[Dataset entries]

╔══

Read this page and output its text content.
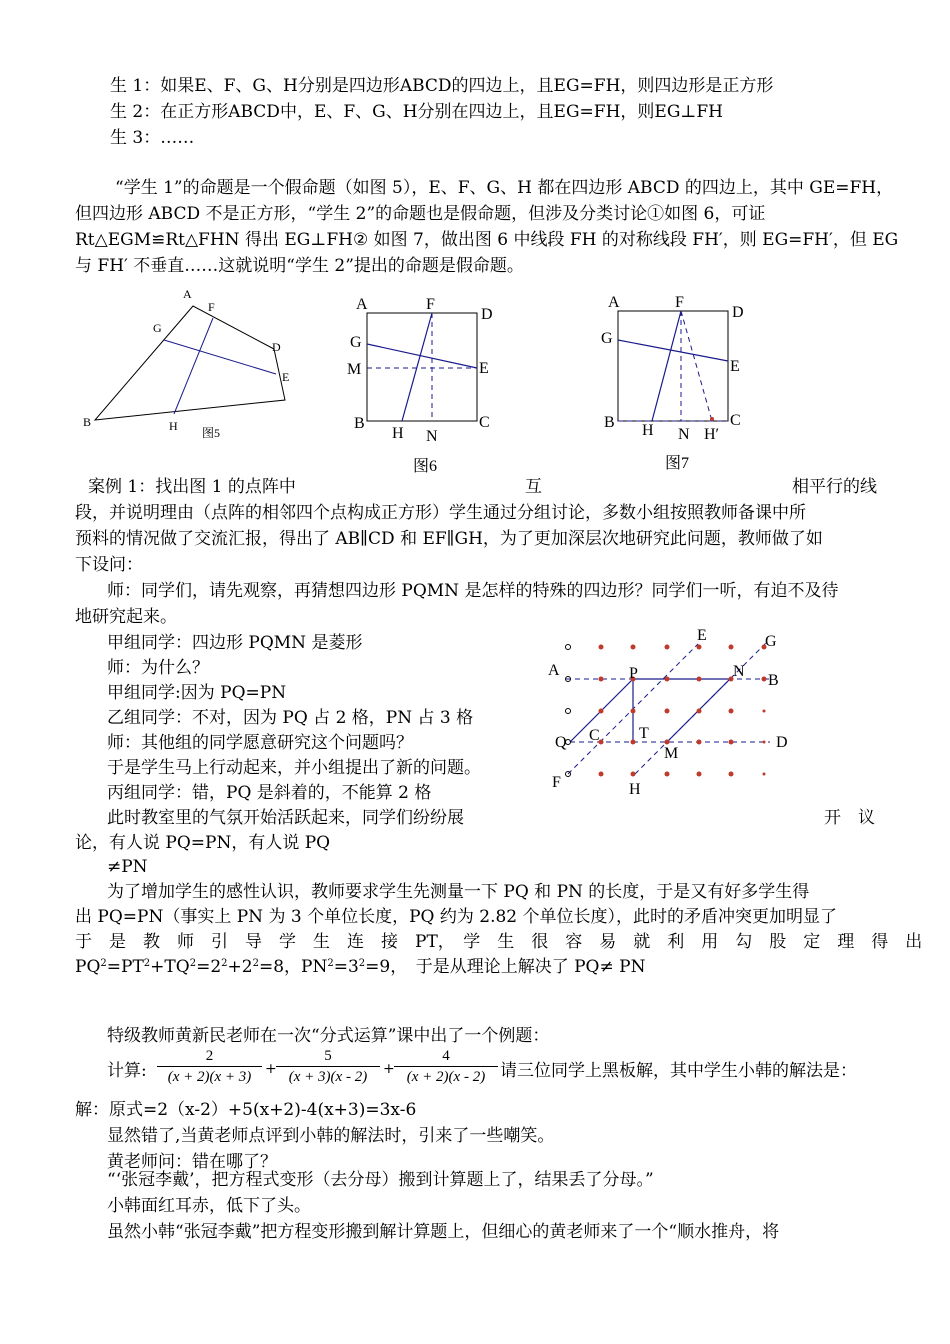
生 1：如果E、F、G、H分别是四边形ABCD的四边上，且EG=FH，则四边形是正方形
生 2：在正方形ABCD中，E、F、G、H分别在四边上，且EG=FH，则EG⊥FH
生 3：……
“学生 1”的命题是一个假命题（如图 5），E、F、G、H 都在四边形 ABCD 的四边上，其中 GE=FH，
但四边形 ABCD 不是正方形，“学生 2”的命题也是假命题，但涉及分类讨论①如图 6，可证
Rt△EGM≌Rt△FHN 得出 EG⊥FH② 如图 7，做出图 6 中线段 FH 的对称线段 FH′，则 EG=FH′，但 EG
与 FH′ 不垂直……这就说明“学生 2”提出的命题是假命题。
A
F
G
D
E
B	H 图5
A	F
D
G
M	E
B
H N
C
图6
A	F
D
G
E
B H N H′
C
图7
案例 1：找出图 1 的点阵中	互	相平行的线
段，并说明理由（点阵的相邻四个点构成正方形）学生通过分组讨论，多数小组按照教师备课中所
预料的情况做了交流汇报，得出了 AB∥CD 和 EF∥GH，为了更加深层次地研究此问题，教师做了如
下设问：
师：同学们，请先观察，再猜想四边形 PQMN 是怎样的特殊的四边形？同学们一听，有迫不及待
地研究起来。
甲组同学：四边形 PQMN 是菱形
师：为什么？
甲组同学:因为 PQ=PN
乙组同学：不对，因为 PQ 占 2 格，PN 占 3 格
师：其他组的同学愿意研究这个问题吗？
于是学生马上行动起来，并小组提出了新的问题。
丙组同学：错，PQ 是斜着的，不能算 2 格
此时教室里的气氛开始活跃起来，同学们纷纷展	开　议
论，有人说 PQ=PN，有人说 PQ
≠PN
为了增加学生的感性认识，教师要求学生先测量一下 PQ 和 PN 的长度，于是又有好多学生得
出 PQ=PN（事实上 PN 为 3 个单位长度，PQ 约为 2.82 个单位长度），此时的矛盾冲突更加明显了
于　是　教　师　引　导　学　生　连　接　PT，　学　生　很　容　易　就　利　用　勾　股　定　理　得　出
$PQ^2=PT^2+TQ^2=2^2+2^2=8$，$PN^2=3^2=9$，　于是从理论上解决了 PQ≠ PN
E	G
A	P	N
B
Q C T
D
M
F	H
特级教师黄新民老师在一次“分式运算”课中出了一个例题：
计算:
2
(x + 2)(x + 3) +
5
(x + 3)(x - 2)	+
4
(x + 2)(x - 2) 请三位同学上黑板解，其中学生小韩的解法是：
解：原式=2（x-2）+5(x+2)-4(x+3)=3x-6
显然错了,当黄老师点评到小韩的解法时，引来了一些嘲笑。
黄老师问：错在哪了？
“‘张冠李戴’，把方程式变形（去分母）搬到计算题上了，结果丢了分母。”
小韩面红耳赤，低下了头。
虽然小韩“张冠李戴”把方程变形搬到解计算题上，但细心的黄老师来了一个“顺水推舟，将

╚══

# PROMPT
Return each full line of the entries that contains the word "PQMN".

# TASK ANSWER
师：同学们，请先观察，再猜想四边形 PQMN 是怎样的特殊的四边形？同学们一听，有迫不及待
甲组同学：四边形 PQMN 是菱形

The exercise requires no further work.